- **MATERIAL PROVIDED**
>> BEGIN

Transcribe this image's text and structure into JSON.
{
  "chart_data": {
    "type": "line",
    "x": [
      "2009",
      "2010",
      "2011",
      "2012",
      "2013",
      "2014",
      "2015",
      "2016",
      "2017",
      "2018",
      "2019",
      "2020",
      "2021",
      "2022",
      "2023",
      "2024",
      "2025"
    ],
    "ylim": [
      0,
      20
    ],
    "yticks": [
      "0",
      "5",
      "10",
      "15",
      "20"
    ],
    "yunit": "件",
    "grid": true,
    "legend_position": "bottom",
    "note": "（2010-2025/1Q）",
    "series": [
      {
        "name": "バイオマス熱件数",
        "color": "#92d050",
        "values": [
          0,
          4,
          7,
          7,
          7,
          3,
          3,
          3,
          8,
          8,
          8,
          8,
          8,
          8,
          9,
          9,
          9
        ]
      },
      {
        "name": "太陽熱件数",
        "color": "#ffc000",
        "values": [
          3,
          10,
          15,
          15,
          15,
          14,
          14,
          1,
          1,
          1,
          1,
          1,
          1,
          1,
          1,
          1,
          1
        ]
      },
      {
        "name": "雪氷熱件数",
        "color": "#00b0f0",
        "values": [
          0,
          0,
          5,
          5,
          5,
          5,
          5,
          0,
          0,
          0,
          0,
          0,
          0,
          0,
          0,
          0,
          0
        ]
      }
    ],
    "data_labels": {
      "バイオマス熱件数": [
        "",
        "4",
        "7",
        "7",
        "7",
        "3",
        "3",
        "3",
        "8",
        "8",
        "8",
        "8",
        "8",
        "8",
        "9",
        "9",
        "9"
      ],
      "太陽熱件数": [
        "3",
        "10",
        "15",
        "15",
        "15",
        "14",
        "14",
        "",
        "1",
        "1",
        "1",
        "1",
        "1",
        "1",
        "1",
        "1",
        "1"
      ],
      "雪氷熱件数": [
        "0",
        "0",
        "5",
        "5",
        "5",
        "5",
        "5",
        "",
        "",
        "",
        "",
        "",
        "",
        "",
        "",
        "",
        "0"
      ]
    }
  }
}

>> END

- **INSTRUCTIONS FOR THE TASK**
Give back the whole listing, word for word.

- **RESULT**
Transcribe this image's text and structure into JSON.
{
  "chart_data": {
    "type": "line",
    "x": [
      "2009",
      "2010",
      "2011",
      "2012",
      "2013",
      "2014",
      "2015",
      "2016",
      "2017",
      "2018",
      "2019",
      "2020",
      "2021",
      "2022",
      "2023",
      "2024",
      "2025"
    ],
    "ylim": [
      0,
      20
    ],
    "yticks": [
      "0",
      "5",
      "10",
      "15",
      "20"
    ],
    "yunit": "件",
    "grid": true,
    "legend_position": "bottom",
    "note": "（2010-2025/1Q）",
    "series": [
      {
        "name": "バイオマス熱件数",
        "color": "#92d050",
        "values": [
          0,
          4,
          7,
          7,
          7,
          3,
          3,
          3,
          8,
          8,
          8,
          8,
          8,
          8,
          9,
          9,
          9
        ]
      },
      {
        "name": "太陽熱件数",
        "color": "#ffc000",
        "values": [
          3,
          10,
          15,
          15,
          15,
          14,
          14,
          1,
          1,
          1,
          1,
          1,
          1,
          1,
          1,
          1,
          1
        ]
      },
      {
        "name": "雪氷熱件数",
        "color": "#00b0f0",
        "values": [
          0,
          0,
          5,
          5,
          5,
          5,
          5,
          0,
          0,
          0,
          0,
          0,
          0,
          0,
          0,
          0,
          0
        ]
      }
    ],
    "data_labels": {
      "バイオマス熱件数": [
        "",
        "4",
        "7",
        "7",
        "7",
        "3",
        "3",
        "3",
        "8",
        "8",
        "8",
        "8",
        "8",
        "8",
        "9",
        "9",
        "9"
      ],
      "太陽熱件数": [
        "3",
        "10",
        "15",
        "15",
        "15",
        "14",
        "14",
        "",
        "1",
        "1",
        "1",
        "1",
        "1",
        "1",
        "1",
        "1",
        "1"
      ],
      "雪氷熱件数": [
        "0",
        "0",
        "5",
        "5",
        "5",
        "5",
        "5",
        "",
        "",
        "",
        "",
        "",
        "",
        "",
        "",
        "",
        "0"
      ]
    }
  }
}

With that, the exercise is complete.